[BEGIN SUPPLIED RECORDS]
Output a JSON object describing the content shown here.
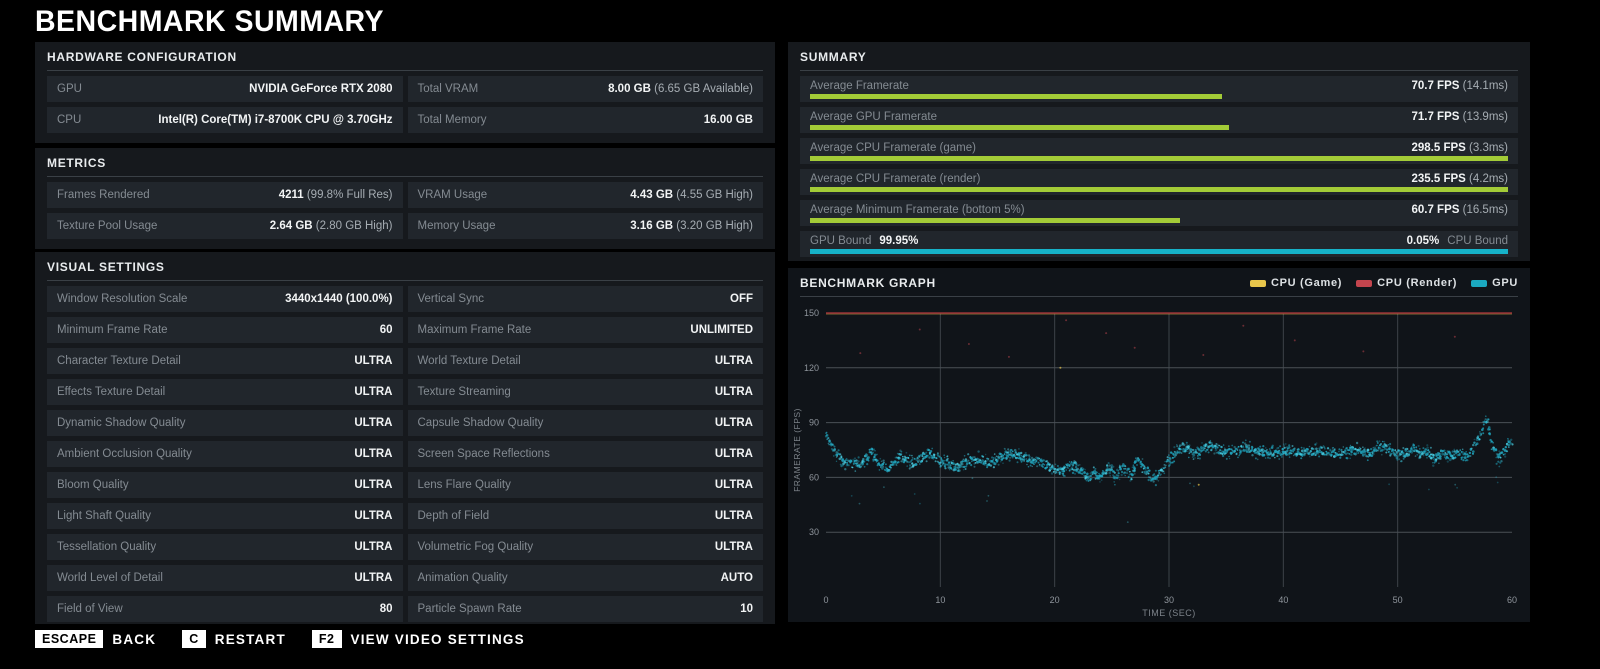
{
  "title": "BENCHMARK SUMMARY",
  "panels": {
    "hardware": {
      "header": "HARDWARE CONFIGURATION",
      "rows": [
        [
          {
            "label": "GPU",
            "value": "NVIDIA GeForce RTX 2080",
            "sub": ""
          },
          {
            "label": "Total VRAM",
            "value": "8.00 GB",
            "sub": "(6.65 GB Available)"
          }
        ],
        [
          {
            "label": "CPU",
            "value": "Intel(R) Core(TM) i7-8700K CPU @ 3.70GHz",
            "sub": ""
          },
          {
            "label": "Total Memory",
            "value": "16.00 GB",
            "sub": ""
          }
        ]
      ]
    },
    "metrics": {
      "header": "METRICS",
      "rows": [
        [
          {
            "label": "Frames Rendered",
            "value": "4211",
            "sub": "(99.8% Full Res)"
          },
          {
            "label": "VRAM Usage",
            "value": "4.43 GB",
            "sub": "(4.55 GB High)"
          }
        ],
        [
          {
            "label": "Texture Pool Usage",
            "value": "2.64 GB",
            "sub": "(2.80 GB High)"
          },
          {
            "label": "Memory Usage",
            "value": "3.16 GB",
            "sub": "(3.20 GB High)"
          }
        ]
      ]
    },
    "visual": {
      "header": "VISUAL SETTINGS",
      "rows": [
        [
          {
            "label": "Window Resolution Scale",
            "value": "3440x1440 (100.0%)",
            "sub": ""
          },
          {
            "label": "Vertical Sync",
            "value": "OFF",
            "sub": ""
          }
        ],
        [
          {
            "label": "Minimum Frame Rate",
            "value": "60",
            "sub": ""
          },
          {
            "label": "Maximum Frame Rate",
            "value": "UNLIMITED",
            "sub": ""
          }
        ],
        [
          {
            "label": "Character Texture Detail",
            "value": "ULTRA",
            "sub": ""
          },
          {
            "label": "World Texture Detail",
            "value": "ULTRA",
            "sub": ""
          }
        ],
        [
          {
            "label": "Effects Texture Detail",
            "value": "ULTRA",
            "sub": ""
          },
          {
            "label": "Texture Streaming",
            "value": "ULTRA",
            "sub": ""
          }
        ],
        [
          {
            "label": "Dynamic Shadow Quality",
            "value": "ULTRA",
            "sub": ""
          },
          {
            "label": "Capsule Shadow Quality",
            "value": "ULTRA",
            "sub": ""
          }
        ],
        [
          {
            "label": "Ambient Occlusion Quality",
            "value": "ULTRA",
            "sub": ""
          },
          {
            "label": "Screen Space Reflections",
            "value": "ULTRA",
            "sub": ""
          }
        ],
        [
          {
            "label": "Bloom Quality",
            "value": "ULTRA",
            "sub": ""
          },
          {
            "label": "Lens Flare Quality",
            "value": "ULTRA",
            "sub": ""
          }
        ],
        [
          {
            "label": "Light Shaft Quality",
            "value": "ULTRA",
            "sub": ""
          },
          {
            "label": "Depth of Field",
            "value": "ULTRA",
            "sub": ""
          }
        ],
        [
          {
            "label": "Tessellation Quality",
            "value": "ULTRA",
            "sub": ""
          },
          {
            "label": "Volumetric Fog Quality",
            "value": "ULTRA",
            "sub": ""
          }
        ],
        [
          {
            "label": "World Level of Detail",
            "value": "ULTRA",
            "sub": ""
          },
          {
            "label": "Animation Quality",
            "value": "AUTO",
            "sub": ""
          }
        ],
        [
          {
            "label": "Field of View",
            "value": "80",
            "sub": ""
          },
          {
            "label": "Particle Spawn Rate",
            "value": "10",
            "sub": ""
          }
        ]
      ]
    },
    "summary": {
      "header": "SUMMARY",
      "bar_color": "#a3cb37",
      "bars": [
        {
          "label": "Average Framerate",
          "value": "70.7 FPS",
          "sub": "(14.1ms)",
          "pct": 59
        },
        {
          "label": "Average GPU Framerate",
          "value": "71.7 FPS",
          "sub": "(13.9ms)",
          "pct": 60
        },
        {
          "label": "Average CPU Framerate (game)",
          "value": "298.5 FPS",
          "sub": "(3.3ms)",
          "pct": 100
        },
        {
          "label": "Average CPU Framerate (render)",
          "value": "235.5 FPS",
          "sub": "(4.2ms)",
          "pct": 100
        },
        {
          "label": "Average Minimum Framerate (bottom 5%)",
          "value": "60.7 FPS",
          "sub": "(16.5ms)",
          "pct": 53
        }
      ],
      "bound": {
        "left_label": "GPU Bound",
        "left_value": "99.95%",
        "right_value": "0.05%",
        "right_label": "CPU Bound",
        "pct": 100,
        "color": "#16b2c8"
      }
    },
    "graph": {
      "header": "BENCHMARK GRAPH"
    }
  },
  "chart_data": {
    "type": "scatter",
    "title": "BENCHMARK GRAPH",
    "xlabel": "TIME (SEC)",
    "ylabel": "FRAMERATE (FPS)",
    "xlim": [
      0,
      60
    ],
    "ylim": [
      0,
      150
    ],
    "xticks": [
      0,
      10,
      20,
      30,
      40,
      50,
      60
    ],
    "yticks": [
      30,
      60,
      90,
      120,
      150
    ],
    "grid": true,
    "legend_position": "top-right",
    "legend": [
      {
        "label": "CPU (Game)",
        "color": "#e8c64b"
      },
      {
        "label": "CPU (Render)",
        "color": "#c4454e"
      },
      {
        "label": "GPU",
        "color": "#1ba9c0"
      }
    ],
    "series": [
      {
        "name": "CPU (Game)",
        "type": "line",
        "capped_at": 150,
        "color": "#e8c64b",
        "stray_points": [
          [
            32.6,
            56
          ],
          [
            20.5,
            120
          ]
        ]
      },
      {
        "name": "CPU (Render)",
        "type": "line",
        "capped_at": 150,
        "color": "#993138",
        "stray_points": [
          [
            3,
            128
          ],
          [
            8.2,
            141
          ],
          [
            12.5,
            133
          ],
          [
            16,
            126
          ],
          [
            21,
            146
          ],
          [
            24.5,
            139
          ],
          [
            27,
            131
          ],
          [
            33,
            127
          ],
          [
            36.5,
            143
          ],
          [
            41,
            135
          ],
          [
            47,
            129
          ],
          [
            55,
            137
          ]
        ]
      },
      {
        "name": "GPU",
        "type": "scatter",
        "color": "#1fa3bc",
        "color_bright": "#49cde2",
        "anchors": [
          [
            0,
            84
          ],
          [
            0.4,
            78
          ],
          [
            1,
            71
          ],
          [
            2,
            68
          ],
          [
            3,
            67
          ],
          [
            4,
            73
          ],
          [
            4.6,
            68
          ],
          [
            5.5,
            66
          ],
          [
            6.5,
            70
          ],
          [
            7.5,
            68
          ],
          [
            8.5,
            72
          ],
          [
            9,
            74
          ],
          [
            9.6,
            70
          ],
          [
            10.5,
            68
          ],
          [
            11.5,
            66
          ],
          [
            12.5,
            68
          ],
          [
            13.5,
            70
          ],
          [
            14.5,
            69
          ],
          [
            15.5,
            71
          ],
          [
            16.5,
            73
          ],
          [
            17.5,
            71
          ],
          [
            18.5,
            68
          ],
          [
            19.5,
            66
          ],
          [
            20.5,
            64
          ],
          [
            21.5,
            66
          ],
          [
            22.5,
            63
          ],
          [
            23,
            60
          ],
          [
            23.5,
            64
          ],
          [
            24,
            59
          ],
          [
            24.7,
            65
          ],
          [
            25.3,
            60
          ],
          [
            26,
            67
          ],
          [
            26.7,
            61
          ],
          [
            27.3,
            69
          ],
          [
            28,
            63
          ],
          [
            28.7,
            59
          ],
          [
            29.3,
            64
          ],
          [
            30,
            70
          ],
          [
            30.7,
            74
          ],
          [
            31.5,
            76
          ],
          [
            32.5,
            74
          ],
          [
            33.5,
            77
          ],
          [
            34.5,
            75
          ],
          [
            35.5,
            74
          ],
          [
            36.5,
            76
          ],
          [
            37.5,
            74
          ],
          [
            38.5,
            75
          ],
          [
            39.5,
            73
          ],
          [
            40.5,
            75
          ],
          [
            41.5,
            74
          ],
          [
            42.5,
            73
          ],
          [
            43.5,
            75
          ],
          [
            44.5,
            74
          ],
          [
            45.5,
            73
          ],
          [
            46.5,
            75
          ],
          [
            47.5,
            74
          ],
          [
            48.5,
            76
          ],
          [
            49.5,
            74
          ],
          [
            50.5,
            73
          ],
          [
            51.5,
            75
          ],
          [
            52,
            71
          ],
          [
            52.7,
            75
          ],
          [
            53.3,
            70
          ],
          [
            54,
            74
          ],
          [
            54.7,
            70
          ],
          [
            55.3,
            74
          ],
          [
            56,
            71
          ],
          [
            56.6,
            76
          ],
          [
            57.2,
            83
          ],
          [
            57.8,
            92
          ],
          [
            58.3,
            78
          ],
          [
            58.8,
            70
          ],
          [
            59.3,
            75
          ],
          [
            60,
            80
          ]
        ]
      }
    ]
  },
  "footer": {
    "hints": [
      {
        "key": "ESCAPE",
        "label": "BACK"
      },
      {
        "key": "C",
        "label": "RESTART"
      },
      {
        "key": "F2",
        "label": "VIEW VIDEO SETTINGS"
      }
    ]
  }
}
[END SUPPLIED RECORDS]
▶ [JOB]
Only the number is wanted: how many lines of these entries contain the string "SETTINGS"?

▶ [TASK RESULT]
2